Records supplied -

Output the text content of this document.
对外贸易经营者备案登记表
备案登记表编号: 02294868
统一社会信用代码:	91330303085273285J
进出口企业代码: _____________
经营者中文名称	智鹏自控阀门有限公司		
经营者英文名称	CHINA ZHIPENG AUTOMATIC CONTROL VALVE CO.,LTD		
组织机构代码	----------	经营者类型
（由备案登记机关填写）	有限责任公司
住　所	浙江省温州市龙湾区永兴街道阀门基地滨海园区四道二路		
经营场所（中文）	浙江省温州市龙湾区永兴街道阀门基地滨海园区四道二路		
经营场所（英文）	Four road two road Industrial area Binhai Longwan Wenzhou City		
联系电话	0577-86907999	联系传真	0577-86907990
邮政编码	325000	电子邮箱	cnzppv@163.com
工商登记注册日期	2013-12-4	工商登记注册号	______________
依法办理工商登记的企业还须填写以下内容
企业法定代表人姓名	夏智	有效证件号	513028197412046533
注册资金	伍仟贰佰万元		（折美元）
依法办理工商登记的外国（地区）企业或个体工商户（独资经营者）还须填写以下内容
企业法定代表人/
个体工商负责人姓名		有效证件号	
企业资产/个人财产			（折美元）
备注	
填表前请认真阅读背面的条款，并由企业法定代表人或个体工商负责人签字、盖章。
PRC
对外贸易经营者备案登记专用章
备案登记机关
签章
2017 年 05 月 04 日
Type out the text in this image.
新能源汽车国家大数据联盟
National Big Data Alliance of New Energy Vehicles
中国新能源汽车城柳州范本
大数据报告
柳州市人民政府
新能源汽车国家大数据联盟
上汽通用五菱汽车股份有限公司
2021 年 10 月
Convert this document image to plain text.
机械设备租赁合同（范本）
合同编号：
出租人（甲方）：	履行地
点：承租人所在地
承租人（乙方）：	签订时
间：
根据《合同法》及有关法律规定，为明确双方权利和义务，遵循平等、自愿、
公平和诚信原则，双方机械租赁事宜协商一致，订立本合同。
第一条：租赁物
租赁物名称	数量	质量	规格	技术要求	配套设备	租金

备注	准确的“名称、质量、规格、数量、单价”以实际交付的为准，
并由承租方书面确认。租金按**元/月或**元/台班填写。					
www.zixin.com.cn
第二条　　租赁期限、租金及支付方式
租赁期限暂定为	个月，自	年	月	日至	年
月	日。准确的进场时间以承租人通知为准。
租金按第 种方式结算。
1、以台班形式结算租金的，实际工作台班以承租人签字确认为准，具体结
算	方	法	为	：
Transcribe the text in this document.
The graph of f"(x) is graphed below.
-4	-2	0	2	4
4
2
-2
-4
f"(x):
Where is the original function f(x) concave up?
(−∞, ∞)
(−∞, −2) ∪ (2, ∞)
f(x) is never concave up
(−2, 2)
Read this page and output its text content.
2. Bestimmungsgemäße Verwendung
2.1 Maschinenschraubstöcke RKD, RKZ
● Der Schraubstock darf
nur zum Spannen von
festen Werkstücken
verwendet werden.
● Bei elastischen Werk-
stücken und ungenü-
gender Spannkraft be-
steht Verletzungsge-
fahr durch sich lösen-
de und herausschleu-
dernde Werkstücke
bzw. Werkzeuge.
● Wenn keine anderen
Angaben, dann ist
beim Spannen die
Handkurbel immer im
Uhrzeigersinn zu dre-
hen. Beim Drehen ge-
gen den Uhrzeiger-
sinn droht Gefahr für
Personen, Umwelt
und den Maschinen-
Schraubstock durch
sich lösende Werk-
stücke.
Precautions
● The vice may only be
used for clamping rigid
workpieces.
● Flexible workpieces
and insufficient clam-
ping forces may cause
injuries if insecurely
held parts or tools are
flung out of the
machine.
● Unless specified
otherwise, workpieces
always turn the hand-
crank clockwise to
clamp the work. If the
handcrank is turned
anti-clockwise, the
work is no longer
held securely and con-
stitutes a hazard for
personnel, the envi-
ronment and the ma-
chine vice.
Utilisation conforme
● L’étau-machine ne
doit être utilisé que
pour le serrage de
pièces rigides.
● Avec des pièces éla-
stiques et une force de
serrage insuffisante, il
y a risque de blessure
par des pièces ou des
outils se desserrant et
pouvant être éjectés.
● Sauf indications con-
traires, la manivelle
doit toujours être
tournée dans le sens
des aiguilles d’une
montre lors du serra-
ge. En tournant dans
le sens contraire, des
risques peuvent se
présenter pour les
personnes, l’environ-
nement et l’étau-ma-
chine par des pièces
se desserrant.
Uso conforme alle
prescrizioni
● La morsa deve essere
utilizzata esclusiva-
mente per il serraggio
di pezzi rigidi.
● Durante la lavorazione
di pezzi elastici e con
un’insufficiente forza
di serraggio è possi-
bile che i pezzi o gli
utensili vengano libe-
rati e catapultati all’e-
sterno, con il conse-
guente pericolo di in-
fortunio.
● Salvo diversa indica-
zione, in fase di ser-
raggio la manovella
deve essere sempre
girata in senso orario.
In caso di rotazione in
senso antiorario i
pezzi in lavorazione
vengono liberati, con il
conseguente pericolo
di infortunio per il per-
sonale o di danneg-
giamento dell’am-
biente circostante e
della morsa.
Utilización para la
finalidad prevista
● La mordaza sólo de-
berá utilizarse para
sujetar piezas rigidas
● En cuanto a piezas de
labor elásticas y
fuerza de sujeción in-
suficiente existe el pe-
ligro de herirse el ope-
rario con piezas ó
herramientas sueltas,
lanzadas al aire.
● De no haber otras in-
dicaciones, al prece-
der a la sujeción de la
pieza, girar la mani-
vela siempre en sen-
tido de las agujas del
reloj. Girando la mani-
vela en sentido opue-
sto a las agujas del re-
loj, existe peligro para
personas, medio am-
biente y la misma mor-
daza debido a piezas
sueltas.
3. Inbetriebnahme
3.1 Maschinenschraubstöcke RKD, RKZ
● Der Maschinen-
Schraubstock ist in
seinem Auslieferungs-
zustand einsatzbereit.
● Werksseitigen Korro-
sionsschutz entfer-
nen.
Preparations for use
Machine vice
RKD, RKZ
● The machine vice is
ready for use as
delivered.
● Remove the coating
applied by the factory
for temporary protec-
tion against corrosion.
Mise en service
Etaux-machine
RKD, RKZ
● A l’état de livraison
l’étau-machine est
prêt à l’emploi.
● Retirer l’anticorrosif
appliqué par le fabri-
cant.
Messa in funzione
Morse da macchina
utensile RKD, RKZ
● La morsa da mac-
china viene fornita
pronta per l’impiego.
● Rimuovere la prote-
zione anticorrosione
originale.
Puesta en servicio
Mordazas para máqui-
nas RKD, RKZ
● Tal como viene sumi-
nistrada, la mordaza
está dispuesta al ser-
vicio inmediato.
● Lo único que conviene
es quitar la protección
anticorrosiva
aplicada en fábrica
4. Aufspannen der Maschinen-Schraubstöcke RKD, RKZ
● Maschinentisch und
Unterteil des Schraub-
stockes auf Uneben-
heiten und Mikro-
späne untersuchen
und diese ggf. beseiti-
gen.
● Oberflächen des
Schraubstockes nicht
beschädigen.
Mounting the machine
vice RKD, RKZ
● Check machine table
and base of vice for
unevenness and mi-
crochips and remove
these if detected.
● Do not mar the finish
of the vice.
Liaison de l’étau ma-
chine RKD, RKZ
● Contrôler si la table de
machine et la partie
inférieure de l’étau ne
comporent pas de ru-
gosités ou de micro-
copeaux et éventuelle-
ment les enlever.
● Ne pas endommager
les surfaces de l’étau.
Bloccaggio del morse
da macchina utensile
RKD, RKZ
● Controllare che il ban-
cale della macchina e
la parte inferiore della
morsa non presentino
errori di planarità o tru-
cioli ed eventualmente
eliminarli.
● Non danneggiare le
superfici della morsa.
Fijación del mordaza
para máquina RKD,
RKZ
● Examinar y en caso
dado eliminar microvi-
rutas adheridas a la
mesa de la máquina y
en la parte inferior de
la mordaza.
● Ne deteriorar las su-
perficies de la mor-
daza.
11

Challenge - Report the count of lines in the entries that contain the string "pièces", and nothing besides it.

The output - 4